Reproduce exactly the entries from the "Give me a plain-text" line to the end. Skip all pictures.

===============

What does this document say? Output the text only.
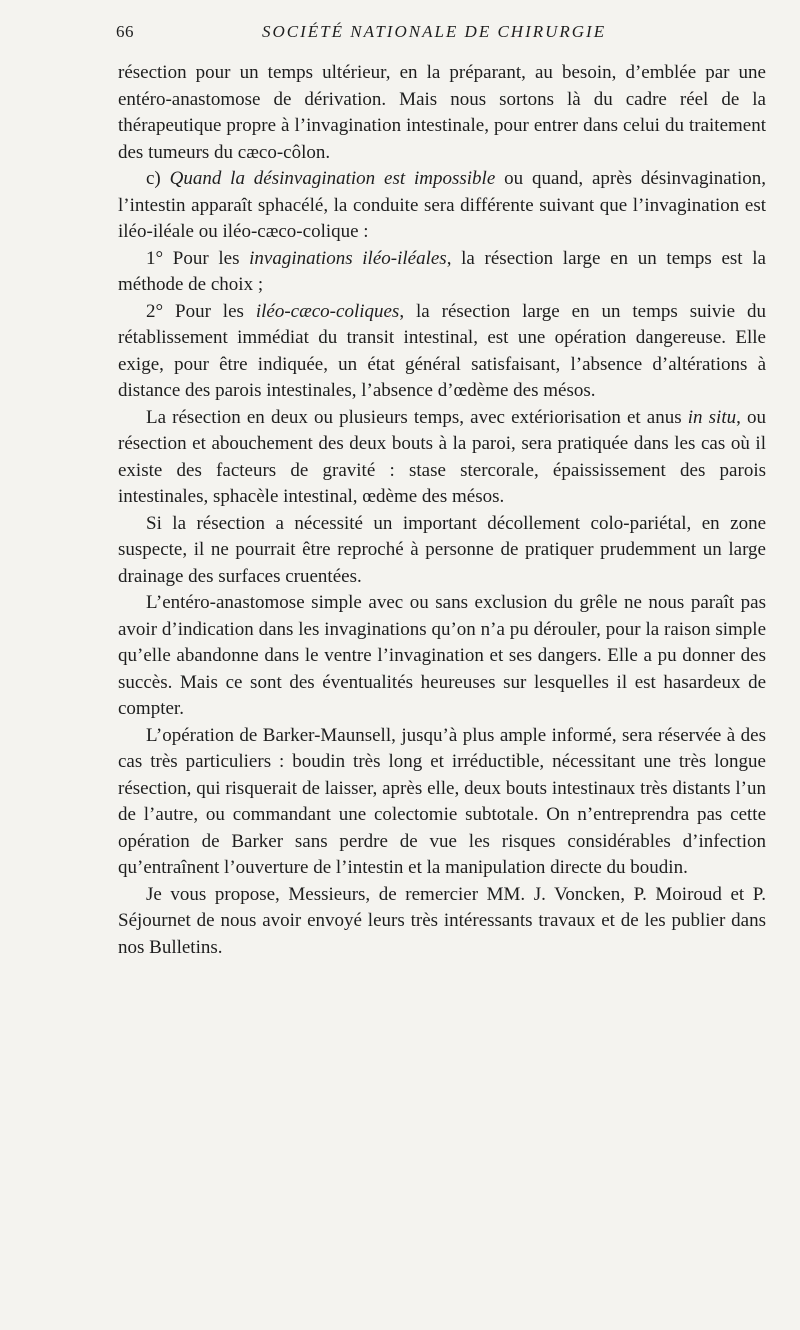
66	SOCIÉTÉ NATIONALE DE CHIRURGIE

résection pour un temps ultérieur, en la préparant, au besoin, d’emblée par une entéro-anastomose de dérivation. Mais nous sortons là du cadre réel de la thérapeutique propre à l’invagination intestinale, pour entrer dans celui du traitement des tumeurs du cæco-côlon.

c) Quand la désinvagination est impossible ou quand, après désinvagination, l’intestin apparaît sphacélé, la conduite sera différente suivant que l’invagination est iléo-iléale ou iléo-cæco-colique :

1° Pour les invaginations iléo-iléales, la résection large en un temps est la méthode de choix ;

2° Pour les iléo-cæco-coliques, la résection large en un temps suivie du rétablissement immédiat du transit intestinal, est une opération dangereuse. Elle exige, pour être indiquée, un état général satisfaisant, l’absence d’altérations à distance des parois intestinales, l’absence d’œdème des mésos.

La résection en deux ou plusieurs temps, avec extériorisation et anus in situ, ou résection et abouchement des deux bouts à la paroi, sera pratiquée dans les cas où il existe des facteurs de gravité : stase stercorale, épaississement des parois intestinales, sphacèle intestinal, œdème des mésos.

Si la résection a nécessité un important décollement colo-pariétal, en zone suspecte, il ne pourrait être reproché à personne de pratiquer prudemment un large drainage des surfaces cruentées.

L’entéro-anastomose simple avec ou sans exclusion du grêle ne nous paraît pas avoir d’indication dans les invaginations qu’on n’a pu dérouler, pour la raison simple qu’elle abandonne dans le ventre l’invagination et ses dangers. Elle a pu donner des succès. Mais ce sont des éventualités heureuses sur lesquelles il est hasardeux de compter.

L’opération de Barker-Maunsell, jusqu’à plus ample informé, sera réservée à des cas très particuliers : boudin très long et irréductible, nécessitant une très longue résection, qui risquerait de laisser, après elle, deux bouts intestinaux très distants l’un de l’autre, ou commandant une colectomie subtotale. On n’entreprendra pas cette opération de Barker sans perdre de vue les risques considérables d’infection qu’entraînent l’ouverture de l’intestin et la manipulation directe du boudin.

Je vous propose, Messieurs, de remercier MM. J. Voncken, P. Moiroud et P. Séjournet de nous avoir envoyé leurs très intéressants travaux et de les publier dans nos Bulletins.
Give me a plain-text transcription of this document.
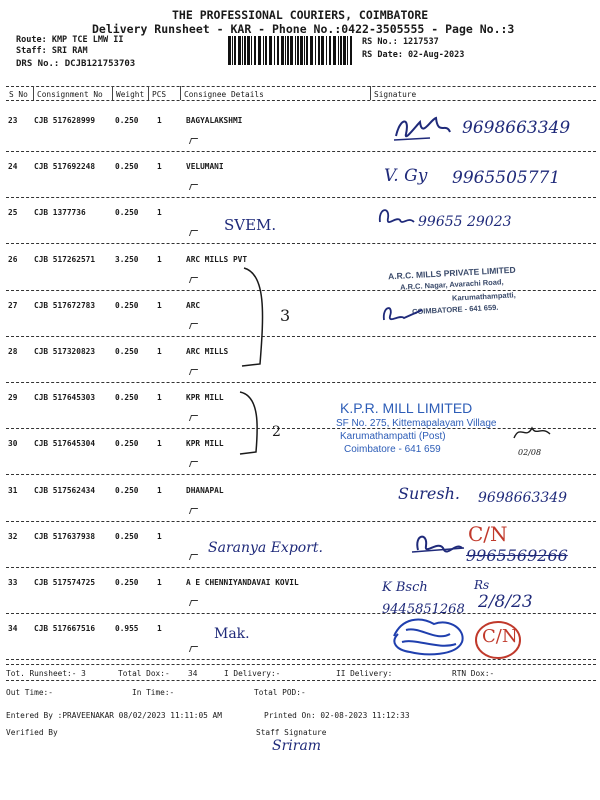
THE PROFESSIONAL COURIERS, COIMBATORE
Delivery Runsheet - KAR - Phone No.:0422-3505555 - Page No.:3
Route: KMP TCE LMW II
Staff: SRI RAM
DRS No.: DCJB121753703
RS No.: 1217537
RS Date: 02-Aug-2023
S No Consignment No Weight PCS Consignee Details	Signature
23 CJB 517628999	0.250 1	BAGYALAKSHMI
24 CJB 517692248	0.250 1	VELUMANI
25 CJB 1377736	0.250 1
26 CJB 517262571	3.250 1	ARC MILLS PVT
27 CJB 517672783	0.250 1	ARC
28 CJB 517320823	0.250 1	ARC MILLS
29 CJB 517645303	0.250 1	KPR MILL
30 CJB 517645304	0.250 1	KPR MILL
31 CJB 517562434	0.250 1	DHANAPAL
32 CJB 517637938	0.250 1
33 CJB 517574725	0.250 1	A E CHENNIYANDAVAI KOVIL
34 CJB 517667516	0.955 1
9698663349
V. Gy 9965505771
SVEM.	99655 29023
3
A.R.C. MILLS PRIVATE LIMITED
A.R.C. Nagar, Avarachi Road,
Karumathampatti,
COIMBATORE - 641 659.
2
K.P.R. MILL LIMITED
SF No. 275, Kittemapalayam Village
Karumathampatti (Post)
Coimbatore - 641 659	02/08
Suresh. 9698663349
Saranya Export.
C/N
9965569266
K Bsch	Rs
9445851268 2/8/23
Mak.	C/N
Tot. Runsheet:- 3	Total Dox:- 34	I Delivery:-	II Delivery:	RTN Dox:-
Out Time:-	In Time:-	Total POD:-
Entered By :PRAVEENAKAR 08/02/2023 11:11:05 AM	Printed On: 02-08-2023 11:12:33
Verified By	Staff Signature
Sriram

===============

• [EXERCISE SOLUTION]:
Give me a plain-text transcription of this document.
THE PROFESSIONAL COURIERS, COIMBATORE
Delivery Runsheet - KAR - Phone No.:0422-3505555 - Page No.:3
Route: KMP TCE LMW II
Staff: SRI RAM
DRS No.: DCJB121753703
RS No.: 1217537
RS Date: 02-Aug-2023
S No Consignment No Weight PCS Consignee Details	Signature
23 CJB 517628999	0.250 1	BAGYALAKSHMI
24 CJB 517692248	0.250 1	VELUMANI
25 CJB 1377736	0.250 1
26 CJB 517262571	3.250 1	ARC MILLS PVT
27 CJB 517672783	0.250 1	ARC
28 CJB 517320823	0.250 1	ARC MILLS
29 CJB 517645303	0.250 1	KPR MILL
30 CJB 517645304	0.250 1	KPR MILL
31 CJB 517562434	0.250 1	DHANAPAL
32 CJB 517637938	0.250 1
33 CJB 517574725	0.250 1	A E CHENNIYANDAVAI KOVIL
34 CJB 517667516	0.955 1
9698663349
V. Gy 9965505771
SVEM.	99655 29023
3
A.R.C. MILLS PRIVATE LIMITED
A.R.C. Nagar, Avarachi Road,
Karumathampatti,
COIMBATORE - 641 659.
2
K.P.R. MILL LIMITED
SF No. 275, Kittemapalayam Village
Karumathampatti (Post)
Coimbatore - 641 659	02/08
Suresh. 9698663349
Saranya Export.
C/N
9965569266
K Bsch	Rs
9445851268 2/8/23
Mak.	C/N
Tot. Runsheet:- 3	Total Dox:- 34	I Delivery:-	II Delivery:	RTN Dox:-
Out Time:-	In Time:-	Total POD:-
Entered By :PRAVEENAKAR 08/02/2023 11:11:05 AM	Printed On: 02-08-2023 11:12:33
Verified By	Staff Signature
Sriram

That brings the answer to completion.